■ **Data**
+---+

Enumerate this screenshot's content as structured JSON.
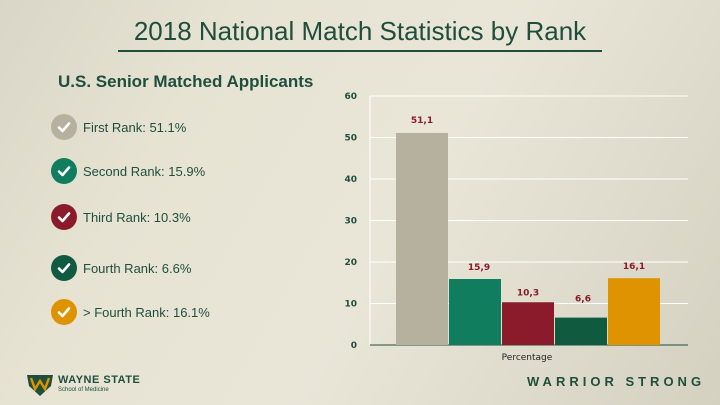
{
  "title": "2018 National Match Statistics by Rank",
  "subtitle": "U.S. Senior Matched Applicants",
  "legend": [
    {
      "label": "First Rank: 51.1%",
      "color": "#b6b09f",
      "icon": "check-icon"
    },
    {
      "label": "Second Rank: 15.9%",
      "color": "#0f7d5e",
      "icon": "check-icon"
    },
    {
      "label": "Third Rank: 10.3%",
      "color": "#8b1a2b",
      "icon": "check-icon"
    },
    {
      "label": "Fourth Rank: 6.6%",
      "color": "#105a40",
      "icon": "check-icon"
    },
    {
      "label": "> Fourth Rank: 16.1%",
      "color": "#df9300",
      "icon": "check-icon"
    }
  ],
  "footer": {
    "logo_name": "WAYNE STATE",
    "logo_sub": "School of Medicine",
    "tagline": "WARRIOR STRONG"
  },
  "chart_data": {
    "type": "bar",
    "categories": [
      "First Rank",
      "Second Rank",
      "Third Rank",
      "Fourth Rank",
      "> Fourth Rank"
    ],
    "values": [
      51.1,
      15.9,
      10.3,
      6.6,
      16.1
    ],
    "data_labels": [
      "51,1",
      "15,9",
      "10,3",
      "6,6",
      "16,1"
    ],
    "colors": [
      "#b6b09f",
      "#0f7d5e",
      "#8b1a2b",
      "#105a40",
      "#df9300"
    ],
    "xlabel": "Percentage",
    "ylabel": "",
    "ylim": [
      0,
      60
    ],
    "yticks": [
      0,
      10,
      20,
      30,
      40,
      50,
      60
    ],
    "grid": true
  }
}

+---+

■ **Written task**
Each record above must be returned exactly as written, with its pictures omitted.

■ **Output of the exercise**
Enumerate this screenshot's content as structured JSON.
{
  "title": "2018 National Match Statistics by Rank",
  "subtitle": "U.S. Senior Matched Applicants",
  "legend": [
    {
      "label": "First Rank: 51.1%",
      "color": "#b6b09f",
      "icon": "check-icon"
    },
    {
      "label": "Second Rank: 15.9%",
      "color": "#0f7d5e",
      "icon": "check-icon"
    },
    {
      "label": "Third Rank: 10.3%",
      "color": "#8b1a2b",
      "icon": "check-icon"
    },
    {
      "label": "Fourth Rank: 6.6%",
      "color": "#105a40",
      "icon": "check-icon"
    },
    {
      "label": "> Fourth Rank: 16.1%",
      "color": "#df9300",
      "icon": "check-icon"
    }
  ],
  "footer": {
    "logo_name": "WAYNE STATE",
    "logo_sub": "School of Medicine",
    "tagline": "WARRIOR STRONG"
  },
  "chart_data": {
    "type": "bar",
    "categories": [
      "First Rank",
      "Second Rank",
      "Third Rank",
      "Fourth Rank",
      "> Fourth Rank"
    ],
    "values": [
      51.1,
      15.9,
      10.3,
      6.6,
      16.1
    ],
    "data_labels": [
      "51,1",
      "15,9",
      "10,3",
      "6,6",
      "16,1"
    ],
    "colors": [
      "#b6b09f",
      "#0f7d5e",
      "#8b1a2b",
      "#105a40",
      "#df9300"
    ],
    "xlabel": "Percentage",
    "ylabel": "",
    "ylim": [
      0,
      60
    ],
    "yticks": [
      0,
      10,
      20,
      30,
      40,
      50,
      60
    ],
    "grid": true
  }
}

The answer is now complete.